PROBLEM STATEMENT: Reproduce the stretch of the entries from the very first line through the line containing "required-asterisk: * xyxy=(541,311,547,328)", word for word and keeping both end lines.

Items listed in a dataset

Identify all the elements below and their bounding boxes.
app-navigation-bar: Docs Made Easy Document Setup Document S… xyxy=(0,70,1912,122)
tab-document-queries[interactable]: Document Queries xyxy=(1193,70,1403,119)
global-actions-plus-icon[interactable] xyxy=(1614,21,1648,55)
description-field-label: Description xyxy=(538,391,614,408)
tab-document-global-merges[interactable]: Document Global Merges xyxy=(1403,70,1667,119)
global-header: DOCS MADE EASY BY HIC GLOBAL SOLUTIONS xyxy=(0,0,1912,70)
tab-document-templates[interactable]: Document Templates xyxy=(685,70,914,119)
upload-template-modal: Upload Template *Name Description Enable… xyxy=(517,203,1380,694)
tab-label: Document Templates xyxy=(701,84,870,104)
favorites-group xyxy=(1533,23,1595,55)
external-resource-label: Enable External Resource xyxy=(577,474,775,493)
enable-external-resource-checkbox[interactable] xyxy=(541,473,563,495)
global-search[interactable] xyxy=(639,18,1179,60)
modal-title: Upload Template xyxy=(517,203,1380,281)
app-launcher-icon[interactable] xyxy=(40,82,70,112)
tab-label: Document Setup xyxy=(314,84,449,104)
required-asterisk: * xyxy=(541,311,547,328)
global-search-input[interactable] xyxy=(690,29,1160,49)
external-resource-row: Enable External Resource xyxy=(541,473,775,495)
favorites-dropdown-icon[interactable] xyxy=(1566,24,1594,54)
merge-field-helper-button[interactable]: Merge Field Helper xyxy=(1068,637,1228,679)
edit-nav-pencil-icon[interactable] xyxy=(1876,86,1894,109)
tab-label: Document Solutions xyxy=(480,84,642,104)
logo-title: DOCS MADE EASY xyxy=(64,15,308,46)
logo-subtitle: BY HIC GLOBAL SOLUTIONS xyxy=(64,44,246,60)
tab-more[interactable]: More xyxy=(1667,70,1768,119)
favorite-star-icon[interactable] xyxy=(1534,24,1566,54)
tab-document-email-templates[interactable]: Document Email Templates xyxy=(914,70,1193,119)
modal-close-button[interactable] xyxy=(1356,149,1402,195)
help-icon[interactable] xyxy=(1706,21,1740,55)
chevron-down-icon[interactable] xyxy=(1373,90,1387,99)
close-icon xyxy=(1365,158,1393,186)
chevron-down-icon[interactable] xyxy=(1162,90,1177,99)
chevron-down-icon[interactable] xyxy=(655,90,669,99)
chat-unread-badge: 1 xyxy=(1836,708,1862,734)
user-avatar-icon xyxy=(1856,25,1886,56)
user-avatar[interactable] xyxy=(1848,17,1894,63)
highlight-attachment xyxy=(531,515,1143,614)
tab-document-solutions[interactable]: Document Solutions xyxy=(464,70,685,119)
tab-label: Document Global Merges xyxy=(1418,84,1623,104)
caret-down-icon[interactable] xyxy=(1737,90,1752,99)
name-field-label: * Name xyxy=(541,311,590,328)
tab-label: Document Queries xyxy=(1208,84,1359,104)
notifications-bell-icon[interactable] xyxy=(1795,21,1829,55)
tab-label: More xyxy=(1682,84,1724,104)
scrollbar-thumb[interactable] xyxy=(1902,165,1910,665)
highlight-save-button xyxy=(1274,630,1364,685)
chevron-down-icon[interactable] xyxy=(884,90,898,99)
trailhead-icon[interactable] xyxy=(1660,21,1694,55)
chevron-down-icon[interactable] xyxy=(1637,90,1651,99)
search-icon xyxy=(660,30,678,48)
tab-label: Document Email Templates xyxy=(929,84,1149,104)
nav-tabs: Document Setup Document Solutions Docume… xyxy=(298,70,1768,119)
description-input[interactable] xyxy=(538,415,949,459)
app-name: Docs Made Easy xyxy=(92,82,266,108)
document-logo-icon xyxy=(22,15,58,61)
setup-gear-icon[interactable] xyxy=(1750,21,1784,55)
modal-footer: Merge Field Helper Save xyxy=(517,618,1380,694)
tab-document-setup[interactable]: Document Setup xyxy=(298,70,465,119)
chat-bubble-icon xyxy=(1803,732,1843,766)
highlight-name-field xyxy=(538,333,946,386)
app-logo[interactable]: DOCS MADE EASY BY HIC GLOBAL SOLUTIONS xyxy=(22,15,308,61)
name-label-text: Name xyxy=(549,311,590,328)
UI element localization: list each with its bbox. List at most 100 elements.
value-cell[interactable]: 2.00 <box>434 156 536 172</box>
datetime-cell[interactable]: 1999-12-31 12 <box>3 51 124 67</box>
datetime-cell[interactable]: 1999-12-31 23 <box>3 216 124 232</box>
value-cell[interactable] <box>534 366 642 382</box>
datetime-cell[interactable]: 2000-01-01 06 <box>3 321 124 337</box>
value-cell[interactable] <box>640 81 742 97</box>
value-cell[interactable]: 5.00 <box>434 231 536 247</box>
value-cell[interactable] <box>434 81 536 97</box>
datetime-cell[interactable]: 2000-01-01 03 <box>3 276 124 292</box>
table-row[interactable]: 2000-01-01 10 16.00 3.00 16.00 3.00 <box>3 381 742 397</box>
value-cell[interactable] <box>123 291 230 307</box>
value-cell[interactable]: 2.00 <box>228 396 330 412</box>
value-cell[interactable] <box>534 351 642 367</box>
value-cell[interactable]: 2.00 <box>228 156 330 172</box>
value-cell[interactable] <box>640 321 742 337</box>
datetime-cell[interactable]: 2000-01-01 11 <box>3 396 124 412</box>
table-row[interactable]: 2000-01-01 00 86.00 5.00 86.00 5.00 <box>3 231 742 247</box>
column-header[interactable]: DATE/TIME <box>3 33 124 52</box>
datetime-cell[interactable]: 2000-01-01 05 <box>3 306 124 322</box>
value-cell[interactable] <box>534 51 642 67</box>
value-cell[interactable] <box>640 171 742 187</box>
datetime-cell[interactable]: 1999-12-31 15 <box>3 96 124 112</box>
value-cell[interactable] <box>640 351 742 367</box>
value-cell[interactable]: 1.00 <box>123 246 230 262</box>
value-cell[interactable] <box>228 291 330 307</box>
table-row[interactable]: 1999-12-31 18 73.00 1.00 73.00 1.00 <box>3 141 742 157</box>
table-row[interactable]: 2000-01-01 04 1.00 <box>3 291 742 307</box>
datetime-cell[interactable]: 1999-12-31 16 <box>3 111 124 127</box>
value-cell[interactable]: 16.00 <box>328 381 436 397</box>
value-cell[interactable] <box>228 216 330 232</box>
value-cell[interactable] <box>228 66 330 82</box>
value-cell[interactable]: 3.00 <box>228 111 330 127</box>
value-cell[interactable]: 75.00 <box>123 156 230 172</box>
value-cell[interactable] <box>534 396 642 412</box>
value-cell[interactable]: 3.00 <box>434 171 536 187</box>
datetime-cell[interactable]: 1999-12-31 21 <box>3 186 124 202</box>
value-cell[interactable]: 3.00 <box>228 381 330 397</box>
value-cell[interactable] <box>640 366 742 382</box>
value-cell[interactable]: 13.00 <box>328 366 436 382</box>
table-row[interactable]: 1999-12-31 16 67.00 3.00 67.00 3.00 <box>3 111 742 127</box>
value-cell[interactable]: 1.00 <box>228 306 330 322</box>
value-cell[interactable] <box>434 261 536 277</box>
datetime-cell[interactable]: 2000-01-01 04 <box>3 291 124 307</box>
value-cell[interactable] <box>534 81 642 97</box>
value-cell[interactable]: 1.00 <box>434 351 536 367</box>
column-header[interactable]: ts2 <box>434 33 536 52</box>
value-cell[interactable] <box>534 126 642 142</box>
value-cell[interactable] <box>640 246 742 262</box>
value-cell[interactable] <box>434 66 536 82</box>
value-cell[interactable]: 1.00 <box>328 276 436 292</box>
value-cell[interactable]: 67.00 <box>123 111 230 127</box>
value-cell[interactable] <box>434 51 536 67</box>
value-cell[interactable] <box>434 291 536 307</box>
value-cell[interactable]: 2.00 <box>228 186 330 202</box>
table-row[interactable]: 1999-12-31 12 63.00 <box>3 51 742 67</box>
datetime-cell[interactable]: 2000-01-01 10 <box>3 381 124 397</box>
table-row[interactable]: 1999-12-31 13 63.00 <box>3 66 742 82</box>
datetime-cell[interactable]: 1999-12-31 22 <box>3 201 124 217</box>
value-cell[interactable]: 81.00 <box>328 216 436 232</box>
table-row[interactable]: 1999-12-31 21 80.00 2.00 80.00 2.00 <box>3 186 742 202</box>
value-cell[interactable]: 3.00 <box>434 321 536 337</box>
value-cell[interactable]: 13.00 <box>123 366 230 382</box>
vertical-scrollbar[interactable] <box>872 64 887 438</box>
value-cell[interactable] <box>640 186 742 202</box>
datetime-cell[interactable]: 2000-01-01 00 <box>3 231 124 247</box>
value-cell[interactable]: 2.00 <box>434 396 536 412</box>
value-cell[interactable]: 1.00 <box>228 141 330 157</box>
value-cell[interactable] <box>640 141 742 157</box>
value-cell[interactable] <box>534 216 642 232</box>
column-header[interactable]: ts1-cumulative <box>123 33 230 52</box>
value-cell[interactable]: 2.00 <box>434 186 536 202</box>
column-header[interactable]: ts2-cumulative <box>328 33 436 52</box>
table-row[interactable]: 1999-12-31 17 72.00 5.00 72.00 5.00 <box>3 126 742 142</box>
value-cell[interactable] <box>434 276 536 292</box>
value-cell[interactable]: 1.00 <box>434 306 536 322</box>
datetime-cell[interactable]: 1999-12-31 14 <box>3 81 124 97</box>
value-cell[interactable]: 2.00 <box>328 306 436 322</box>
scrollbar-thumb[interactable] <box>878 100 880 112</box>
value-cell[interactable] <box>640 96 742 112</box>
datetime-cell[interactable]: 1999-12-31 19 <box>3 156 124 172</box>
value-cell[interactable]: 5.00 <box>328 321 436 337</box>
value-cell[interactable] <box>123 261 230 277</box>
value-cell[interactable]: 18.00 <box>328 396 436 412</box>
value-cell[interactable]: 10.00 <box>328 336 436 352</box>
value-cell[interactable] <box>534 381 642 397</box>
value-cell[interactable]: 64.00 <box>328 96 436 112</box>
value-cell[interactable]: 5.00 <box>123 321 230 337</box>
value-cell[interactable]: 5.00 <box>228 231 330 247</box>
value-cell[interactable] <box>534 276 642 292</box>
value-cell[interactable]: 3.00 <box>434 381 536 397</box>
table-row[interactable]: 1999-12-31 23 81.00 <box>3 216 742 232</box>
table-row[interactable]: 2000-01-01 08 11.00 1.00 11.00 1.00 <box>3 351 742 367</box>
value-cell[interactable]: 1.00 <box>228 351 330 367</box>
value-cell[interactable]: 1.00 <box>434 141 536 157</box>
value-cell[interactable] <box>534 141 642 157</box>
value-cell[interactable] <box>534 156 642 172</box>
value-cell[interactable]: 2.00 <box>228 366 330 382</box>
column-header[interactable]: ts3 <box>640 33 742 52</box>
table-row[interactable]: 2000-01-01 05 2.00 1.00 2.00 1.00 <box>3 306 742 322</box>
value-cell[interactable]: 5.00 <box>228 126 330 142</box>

TASK ANSWER:
Identify all the elements below and their bounding boxes.
app-navigation-bar: Docs Made Easy Document Setup Document S… xyxy=(0,70,1912,122)
tab-document-queries[interactable]: Document Queries xyxy=(1193,70,1403,119)
global-actions-plus-icon[interactable] xyxy=(1614,21,1648,55)
description-field-label: Description xyxy=(538,391,614,408)
tab-document-global-merges[interactable]: Document Global Merges xyxy=(1403,70,1667,119)
global-header: DOCS MADE EASY BY HIC GLOBAL SOLUTIONS xyxy=(0,0,1912,70)
tab-document-templates[interactable]: Document Templates xyxy=(685,70,914,119)
upload-template-modal: Upload Template *Name Description Enable… xyxy=(517,203,1380,694)
tab-label: Document Templates xyxy=(701,84,870,104)
favorites-group xyxy=(1533,23,1595,55)
external-resource-label: Enable External Resource xyxy=(577,474,775,493)
enable-external-resource-checkbox[interactable] xyxy=(541,473,563,495)
global-search[interactable] xyxy=(639,18,1179,60)
modal-title: Upload Template xyxy=(517,203,1380,281)
app-launcher-icon[interactable] xyxy=(40,82,70,112)
tab-label: Document Setup xyxy=(314,84,449,104)
required-asterisk: * xyxy=(541,311,547,328)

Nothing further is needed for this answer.